**Dataset records:**
[Start]
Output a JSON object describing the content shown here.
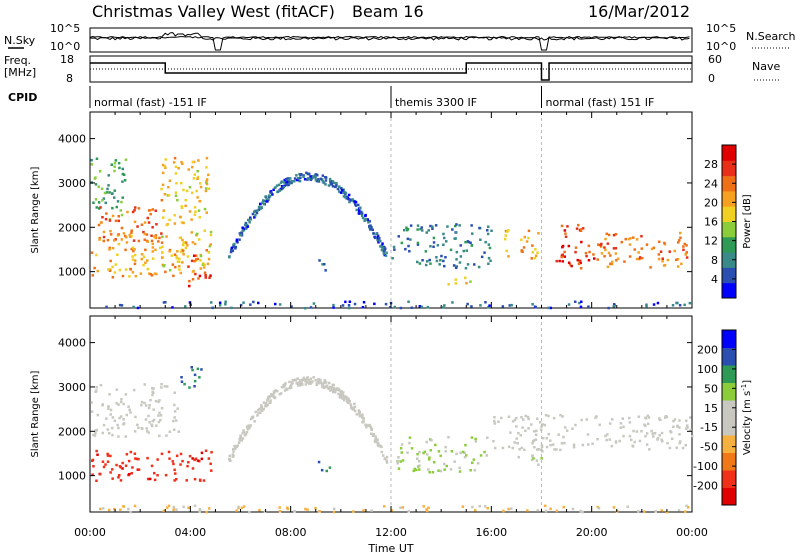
{
  "header": {
    "station": "Christmas Valley West (fitACF)",
    "beam": "Beam 16",
    "date": "16/Mar/2012"
  },
  "noise_panel": {
    "left_label": "N.Sky",
    "right_label": "N.Search",
    "left_ticks": [
      "10^5",
      "10^0"
    ],
    "right_ticks": [
      "10^5",
      "10^0"
    ]
  },
  "freq_panel": {
    "left_label_1": "Freq.",
    "left_label_2": "[MHz]",
    "right_label": "Nave",
    "left_ticks": [
      "18",
      "8"
    ],
    "right_ticks": [
      "60",
      "0"
    ]
  },
  "cpid": {
    "label": "CPID",
    "segments": [
      {
        "start_hour": 0.0,
        "end_hour": 12.0,
        "text": "normal (fast) -151 IF"
      },
      {
        "start_hour": 12.0,
        "end_hour": 18.0,
        "text": "themis 3300 IF"
      },
      {
        "start_hour": 18.0,
        "end_hour": 24.0,
        "text": "normal (fast) 151 IF"
      }
    ]
  },
  "x_axis": {
    "label": "Time UT",
    "ticks": [
      "00:00",
      "04:00",
      "08:00",
      "12:00",
      "16:00",
      "20:00",
      "00:00"
    ]
  },
  "chart_data": [
    {
      "type": "heatmap",
      "title": "",
      "xlabel": "",
      "ylabel": "Slant Range [km]",
      "xlim_hours": [
        0,
        24
      ],
      "ylim": [
        180,
        4600
      ],
      "y_ticks": [
        1000,
        2000,
        3000,
        4000
      ],
      "colorbar": {
        "label": "Power [dB]",
        "ticks": [
          "4",
          "8",
          "12",
          "16",
          "20",
          "24",
          "28"
        ],
        "colors": [
          "#0000ff",
          "#2a4fb0",
          "#3a8a8a",
          "#2f9a55",
          "#8bcc3b",
          "#f0d020",
          "#f5a020",
          "#f07018",
          "#e83018",
          "#e00000"
        ]
      },
      "regions": [
        {
          "t0": 0.0,
          "t1": 1.4,
          "r0": 2200,
          "r1": 3600,
          "value": 12
        },
        {
          "t0": 0.3,
          "t1": 3.0,
          "r0": 1700,
          "r1": 2500,
          "value": 26
        },
        {
          "t0": 0.0,
          "t1": 3.8,
          "r0": 900,
          "r1": 1900,
          "value": 22
        },
        {
          "t0": 2.8,
          "t1": 4.8,
          "r0": 1000,
          "r1": 3600,
          "value": 20
        },
        {
          "t0": 3.8,
          "t1": 4.8,
          "r0": 700,
          "r1": 1400,
          "value": 28
        },
        {
          "t0": 5.5,
          "t1": 11.8,
          "r0": 1400,
          "r1": 3200,
          "value": 6,
          "arc": true
        },
        {
          "t0": 9.0,
          "t1": 9.6,
          "r0": 1050,
          "r1": 1350,
          "value": 8
        },
        {
          "t0": 12.0,
          "t1": 16.0,
          "r0": 1100,
          "r1": 2100,
          "value": 8
        },
        {
          "t0": 14.0,
          "t1": 15.2,
          "r0": 700,
          "r1": 900,
          "value": 20
        },
        {
          "t0": 16.5,
          "t1": 17.9,
          "r0": 1300,
          "r1": 2000,
          "value": 22
        },
        {
          "t0": 18.5,
          "t1": 20.2,
          "r0": 1100,
          "r1": 2100,
          "value": 28
        },
        {
          "t0": 20.2,
          "t1": 23.9,
          "r0": 1100,
          "r1": 1900,
          "value": 24
        },
        {
          "t0": 0.0,
          "t1": 24.0,
          "r0": 180,
          "r1": 350,
          "value": 6
        }
      ]
    },
    {
      "type": "heatmap",
      "title": "",
      "xlabel": "Time UT",
      "ylabel": "Slant Range [km]",
      "xlim_hours": [
        0,
        24
      ],
      "ylim": [
        180,
        4600
      ],
      "y_ticks": [
        1000,
        2000,
        3000,
        4000
      ],
      "colorbar": {
        "label": "Velocity [m s-1]",
        "label_main": "Velocity [m s",
        "label_exp": "-1",
        "label_end": "]",
        "ticks": [
          "-200",
          "-100",
          "-50",
          "-15",
          "15",
          "50",
          "100",
          "200"
        ],
        "colors": [
          "#e00000",
          "#f03018",
          "#f07818",
          "#f5b040",
          "#c8c8c0",
          "#c8c8c0",
          "#8bcc3b",
          "#2f9a55",
          "#2a4fb0",
          "#0000ff"
        ]
      },
      "regions": [
        {
          "t0": 0.0,
          "t1": 3.5,
          "r0": 1900,
          "r1": 3100,
          "value": 0
        },
        {
          "t0": 0.0,
          "t1": 4.8,
          "r0": 900,
          "r1": 1600,
          "value": -200
        },
        {
          "t0": 3.6,
          "t1": 4.6,
          "r0": 3000,
          "r1": 3500,
          "value": 180
        },
        {
          "t0": 5.5,
          "t1": 11.8,
          "r0": 1400,
          "r1": 3200,
          "value": 0,
          "arc": true
        },
        {
          "t0": 9.0,
          "t1": 9.6,
          "r0": 1050,
          "r1": 1350,
          "value": 180
        },
        {
          "t0": 12.2,
          "t1": 15.8,
          "r0": 1100,
          "r1": 1900,
          "value": 60
        },
        {
          "t0": 16.0,
          "t1": 24.0,
          "r0": 1600,
          "r1": 2400,
          "value": 0
        },
        {
          "t0": 17.0,
          "t1": 18.0,
          "r0": 1200,
          "r1": 1800,
          "value": 40
        },
        {
          "t0": 0.0,
          "t1": 24.0,
          "r0": 180,
          "r1": 350,
          "value": -60
        }
      ]
    }
  ]
}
[End]
Keep the pictures out of your copy, and repeat every entry above exactly.

**Worked solution:**
Output a JSON object describing the content shown here.
{
  "header": {
    "station": "Christmas Valley West (fitACF)",
    "beam": "Beam 16",
    "date": "16/Mar/2012"
  },
  "noise_panel": {
    "left_label": "N.Sky",
    "right_label": "N.Search",
    "left_ticks": [
      "10^5",
      "10^0"
    ],
    "right_ticks": [
      "10^5",
      "10^0"
    ]
  },
  "freq_panel": {
    "left_label_1": "Freq.",
    "left_label_2": "[MHz]",
    "right_label": "Nave",
    "left_ticks": [
      "18",
      "8"
    ],
    "right_ticks": [
      "60",
      "0"
    ]
  },
  "cpid": {
    "label": "CPID",
    "segments": [
      {
        "start_hour": 0.0,
        "end_hour": 12.0,
        "text": "normal (fast) -151 IF"
      },
      {
        "start_hour": 12.0,
        "end_hour": 18.0,
        "text": "themis 3300 IF"
      },
      {
        "start_hour": 18.0,
        "end_hour": 24.0,
        "text": "normal (fast) 151 IF"
      }
    ]
  },
  "x_axis": {
    "label": "Time UT",
    "ticks": [
      "00:00",
      "04:00",
      "08:00",
      "12:00",
      "16:00",
      "20:00",
      "00:00"
    ]
  },
  "chart_data": [
    {
      "type": "heatmap",
      "title": "",
      "xlabel": "",
      "ylabel": "Slant Range [km]",
      "xlim_hours": [
        0,
        24
      ],
      "ylim": [
        180,
        4600
      ],
      "y_ticks": [
        1000,
        2000,
        3000,
        4000
      ],
      "colorbar": {
        "label": "Power [dB]",
        "ticks": [
          "4",
          "8",
          "12",
          "16",
          "20",
          "24",
          "28"
        ],
        "colors": [
          "#0000ff",
          "#2a4fb0",
          "#3a8a8a",
          "#2f9a55",
          "#8bcc3b",
          "#f0d020",
          "#f5a020",
          "#f07018",
          "#e83018",
          "#e00000"
        ]
      },
      "regions": [
        {
          "t0": 0.0,
          "t1": 1.4,
          "r0": 2200,
          "r1": 3600,
          "value": 12
        },
        {
          "t0": 0.3,
          "t1": 3.0,
          "r0": 1700,
          "r1": 2500,
          "value": 26
        },
        {
          "t0": 0.0,
          "t1": 3.8,
          "r0": 900,
          "r1": 1900,
          "value": 22
        },
        {
          "t0": 2.8,
          "t1": 4.8,
          "r0": 1000,
          "r1": 3600,
          "value": 20
        },
        {
          "t0": 3.8,
          "t1": 4.8,
          "r0": 700,
          "r1": 1400,
          "value": 28
        },
        {
          "t0": 5.5,
          "t1": 11.8,
          "r0": 1400,
          "r1": 3200,
          "value": 6,
          "arc": true
        },
        {
          "t0": 9.0,
          "t1": 9.6,
          "r0": 1050,
          "r1": 1350,
          "value": 8
        },
        {
          "t0": 12.0,
          "t1": 16.0,
          "r0": 1100,
          "r1": 2100,
          "value": 8
        },
        {
          "t0": 14.0,
          "t1": 15.2,
          "r0": 700,
          "r1": 900,
          "value": 20
        },
        {
          "t0": 16.5,
          "t1": 17.9,
          "r0": 1300,
          "r1": 2000,
          "value": 22
        },
        {
          "t0": 18.5,
          "t1": 20.2,
          "r0": 1100,
          "r1": 2100,
          "value": 28
        },
        {
          "t0": 20.2,
          "t1": 23.9,
          "r0": 1100,
          "r1": 1900,
          "value": 24
        },
        {
          "t0": 0.0,
          "t1": 24.0,
          "r0": 180,
          "r1": 350,
          "value": 6
        }
      ]
    },
    {
      "type": "heatmap",
      "title": "",
      "xlabel": "Time UT",
      "ylabel": "Slant Range [km]",
      "xlim_hours": [
        0,
        24
      ],
      "ylim": [
        180,
        4600
      ],
      "y_ticks": [
        1000,
        2000,
        3000,
        4000
      ],
      "colorbar": {
        "label": "Velocity [m s-1]",
        "label_main": "Velocity [m s",
        "label_exp": "-1",
        "label_end": "]",
        "ticks": [
          "-200",
          "-100",
          "-50",
          "-15",
          "15",
          "50",
          "100",
          "200"
        ],
        "colors": [
          "#e00000",
          "#f03018",
          "#f07818",
          "#f5b040",
          "#c8c8c0",
          "#c8c8c0",
          "#8bcc3b",
          "#2f9a55",
          "#2a4fb0",
          "#0000ff"
        ]
      },
      "regions": [
        {
          "t0": 0.0,
          "t1": 3.5,
          "r0": 1900,
          "r1": 3100,
          "value": 0
        },
        {
          "t0": 0.0,
          "t1": 4.8,
          "r0": 900,
          "r1": 1600,
          "value": -200
        },
        {
          "t0": 3.6,
          "t1": 4.6,
          "r0": 3000,
          "r1": 3500,
          "value": 180
        },
        {
          "t0": 5.5,
          "t1": 11.8,
          "r0": 1400,
          "r1": 3200,
          "value": 0,
          "arc": true
        },
        {
          "t0": 9.0,
          "t1": 9.6,
          "r0": 1050,
          "r1": 1350,
          "value": 180
        },
        {
          "t0": 12.2,
          "t1": 15.8,
          "r0": 1100,
          "r1": 1900,
          "value": 60
        },
        {
          "t0": 16.0,
          "t1": 24.0,
          "r0": 1600,
          "r1": 2400,
          "value": 0
        },
        {
          "t0": 17.0,
          "t1": 18.0,
          "r0": 1200,
          "r1": 1800,
          "value": 40
        },
        {
          "t0": 0.0,
          "t1": 24.0,
          "r0": 180,
          "r1": 350,
          "value": -60
        }
      ]
    }
  ]
}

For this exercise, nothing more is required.